Exercise task: Check every line of the data below for the string "heading", and copy the ones that hold it.

Stored rows:
※

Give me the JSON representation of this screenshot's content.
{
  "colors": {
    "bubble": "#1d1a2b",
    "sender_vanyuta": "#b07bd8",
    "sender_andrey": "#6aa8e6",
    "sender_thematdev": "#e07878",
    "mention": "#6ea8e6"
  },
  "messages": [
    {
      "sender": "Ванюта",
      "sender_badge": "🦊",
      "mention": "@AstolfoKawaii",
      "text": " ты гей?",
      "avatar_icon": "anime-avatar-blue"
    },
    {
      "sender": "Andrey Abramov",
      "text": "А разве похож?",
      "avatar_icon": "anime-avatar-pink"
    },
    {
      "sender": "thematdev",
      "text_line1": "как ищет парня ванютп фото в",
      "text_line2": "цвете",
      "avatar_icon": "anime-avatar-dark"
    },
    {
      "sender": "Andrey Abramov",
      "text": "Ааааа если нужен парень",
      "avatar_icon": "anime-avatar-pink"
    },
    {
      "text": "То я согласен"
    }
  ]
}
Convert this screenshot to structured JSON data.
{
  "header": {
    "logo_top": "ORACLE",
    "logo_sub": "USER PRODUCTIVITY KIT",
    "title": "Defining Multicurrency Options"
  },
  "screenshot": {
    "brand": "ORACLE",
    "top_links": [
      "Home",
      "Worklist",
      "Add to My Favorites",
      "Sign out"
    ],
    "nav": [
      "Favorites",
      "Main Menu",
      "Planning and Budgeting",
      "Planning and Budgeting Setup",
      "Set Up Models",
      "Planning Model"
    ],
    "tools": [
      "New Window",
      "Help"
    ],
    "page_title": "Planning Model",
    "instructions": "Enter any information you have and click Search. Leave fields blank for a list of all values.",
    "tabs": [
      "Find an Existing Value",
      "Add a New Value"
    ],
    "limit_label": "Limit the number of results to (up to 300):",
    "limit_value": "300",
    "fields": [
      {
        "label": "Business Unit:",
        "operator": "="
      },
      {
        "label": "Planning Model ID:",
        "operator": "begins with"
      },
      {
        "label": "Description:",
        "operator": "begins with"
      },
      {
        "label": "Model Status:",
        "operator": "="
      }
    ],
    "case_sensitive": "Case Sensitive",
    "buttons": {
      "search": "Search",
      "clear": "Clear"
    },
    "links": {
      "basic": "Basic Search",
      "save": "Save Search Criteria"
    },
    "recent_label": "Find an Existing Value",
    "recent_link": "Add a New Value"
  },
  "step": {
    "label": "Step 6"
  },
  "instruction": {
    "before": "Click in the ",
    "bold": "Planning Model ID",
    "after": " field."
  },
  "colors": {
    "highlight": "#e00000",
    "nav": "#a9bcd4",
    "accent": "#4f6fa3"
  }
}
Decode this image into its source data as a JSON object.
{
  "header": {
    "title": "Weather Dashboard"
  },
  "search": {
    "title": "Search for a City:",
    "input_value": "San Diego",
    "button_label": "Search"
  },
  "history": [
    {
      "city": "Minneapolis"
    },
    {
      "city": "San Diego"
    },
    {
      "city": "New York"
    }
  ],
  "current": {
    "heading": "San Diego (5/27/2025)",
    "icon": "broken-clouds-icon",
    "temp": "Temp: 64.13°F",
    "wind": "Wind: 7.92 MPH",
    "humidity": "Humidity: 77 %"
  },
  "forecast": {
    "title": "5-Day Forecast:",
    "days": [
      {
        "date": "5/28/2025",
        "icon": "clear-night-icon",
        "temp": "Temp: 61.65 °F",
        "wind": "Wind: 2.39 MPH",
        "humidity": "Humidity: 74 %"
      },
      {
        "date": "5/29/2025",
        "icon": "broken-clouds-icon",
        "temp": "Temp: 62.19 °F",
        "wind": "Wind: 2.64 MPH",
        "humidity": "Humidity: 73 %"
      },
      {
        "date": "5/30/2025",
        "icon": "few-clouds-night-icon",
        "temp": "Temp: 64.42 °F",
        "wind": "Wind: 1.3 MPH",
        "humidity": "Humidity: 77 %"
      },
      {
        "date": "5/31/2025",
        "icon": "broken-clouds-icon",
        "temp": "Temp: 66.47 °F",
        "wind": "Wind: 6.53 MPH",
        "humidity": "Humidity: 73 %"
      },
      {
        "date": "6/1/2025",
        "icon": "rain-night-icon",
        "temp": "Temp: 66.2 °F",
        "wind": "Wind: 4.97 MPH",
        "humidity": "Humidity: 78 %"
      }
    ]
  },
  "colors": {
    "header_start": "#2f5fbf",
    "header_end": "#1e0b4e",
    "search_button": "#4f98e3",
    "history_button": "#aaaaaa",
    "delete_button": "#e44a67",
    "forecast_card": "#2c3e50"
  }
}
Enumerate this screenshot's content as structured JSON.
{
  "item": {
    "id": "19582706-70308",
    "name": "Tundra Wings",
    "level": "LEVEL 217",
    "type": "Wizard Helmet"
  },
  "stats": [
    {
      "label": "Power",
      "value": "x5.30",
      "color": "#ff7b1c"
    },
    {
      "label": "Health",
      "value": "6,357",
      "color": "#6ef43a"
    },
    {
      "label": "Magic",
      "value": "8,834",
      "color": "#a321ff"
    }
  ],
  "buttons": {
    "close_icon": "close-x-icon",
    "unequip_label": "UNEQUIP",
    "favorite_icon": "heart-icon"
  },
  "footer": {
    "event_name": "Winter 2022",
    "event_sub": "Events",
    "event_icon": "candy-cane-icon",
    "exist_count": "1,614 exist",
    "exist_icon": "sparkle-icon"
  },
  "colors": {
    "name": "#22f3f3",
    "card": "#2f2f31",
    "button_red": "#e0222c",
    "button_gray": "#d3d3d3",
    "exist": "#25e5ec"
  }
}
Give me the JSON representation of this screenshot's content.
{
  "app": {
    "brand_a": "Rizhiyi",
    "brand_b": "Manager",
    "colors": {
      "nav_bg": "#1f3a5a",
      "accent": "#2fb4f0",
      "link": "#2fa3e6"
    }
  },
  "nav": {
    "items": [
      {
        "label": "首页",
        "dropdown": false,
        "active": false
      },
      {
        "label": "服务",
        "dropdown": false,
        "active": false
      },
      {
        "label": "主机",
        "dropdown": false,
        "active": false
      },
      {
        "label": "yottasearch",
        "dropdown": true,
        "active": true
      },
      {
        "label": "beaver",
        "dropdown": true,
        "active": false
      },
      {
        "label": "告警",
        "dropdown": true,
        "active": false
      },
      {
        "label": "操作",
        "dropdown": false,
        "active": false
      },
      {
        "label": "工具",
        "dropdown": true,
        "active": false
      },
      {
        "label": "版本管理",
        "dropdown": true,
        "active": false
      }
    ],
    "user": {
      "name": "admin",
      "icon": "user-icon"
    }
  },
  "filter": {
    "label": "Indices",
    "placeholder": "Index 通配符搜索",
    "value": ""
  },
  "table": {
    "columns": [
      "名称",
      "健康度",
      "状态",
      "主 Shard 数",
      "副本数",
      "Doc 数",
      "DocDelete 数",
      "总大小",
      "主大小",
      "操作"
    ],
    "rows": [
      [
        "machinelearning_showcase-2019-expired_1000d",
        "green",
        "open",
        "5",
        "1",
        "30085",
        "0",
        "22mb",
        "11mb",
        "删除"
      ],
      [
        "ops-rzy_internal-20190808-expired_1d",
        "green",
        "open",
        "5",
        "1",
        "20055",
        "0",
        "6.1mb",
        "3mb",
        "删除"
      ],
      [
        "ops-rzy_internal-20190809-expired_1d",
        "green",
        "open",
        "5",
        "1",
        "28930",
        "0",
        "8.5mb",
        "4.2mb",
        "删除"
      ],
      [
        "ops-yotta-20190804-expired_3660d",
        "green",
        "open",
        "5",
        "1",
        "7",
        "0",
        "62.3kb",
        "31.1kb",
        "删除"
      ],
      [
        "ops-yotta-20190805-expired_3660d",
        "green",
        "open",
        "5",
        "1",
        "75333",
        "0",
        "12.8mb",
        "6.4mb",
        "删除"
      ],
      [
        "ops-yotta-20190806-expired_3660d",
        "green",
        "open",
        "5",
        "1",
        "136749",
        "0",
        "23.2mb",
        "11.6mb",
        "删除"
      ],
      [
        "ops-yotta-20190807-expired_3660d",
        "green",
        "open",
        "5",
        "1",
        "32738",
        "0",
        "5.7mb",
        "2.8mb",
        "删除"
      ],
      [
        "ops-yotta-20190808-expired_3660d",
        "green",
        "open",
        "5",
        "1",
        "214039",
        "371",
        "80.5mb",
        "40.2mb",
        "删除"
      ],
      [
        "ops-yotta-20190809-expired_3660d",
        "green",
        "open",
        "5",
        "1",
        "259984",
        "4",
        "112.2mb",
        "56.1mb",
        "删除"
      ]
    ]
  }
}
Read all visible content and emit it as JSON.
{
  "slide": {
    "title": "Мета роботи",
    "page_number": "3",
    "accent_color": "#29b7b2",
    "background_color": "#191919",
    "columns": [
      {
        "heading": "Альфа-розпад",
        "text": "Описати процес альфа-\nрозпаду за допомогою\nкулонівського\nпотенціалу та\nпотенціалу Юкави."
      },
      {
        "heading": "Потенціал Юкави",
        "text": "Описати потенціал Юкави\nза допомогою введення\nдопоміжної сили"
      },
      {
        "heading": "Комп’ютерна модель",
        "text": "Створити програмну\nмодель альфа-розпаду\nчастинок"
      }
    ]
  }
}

※

Output of the task:
    "heading": "San Diego (5/27/2025)",
        "heading": "Альфа-розпад",
        "heading": "Потенціал Юкави",
        "heading": "Комп’ютерна модель",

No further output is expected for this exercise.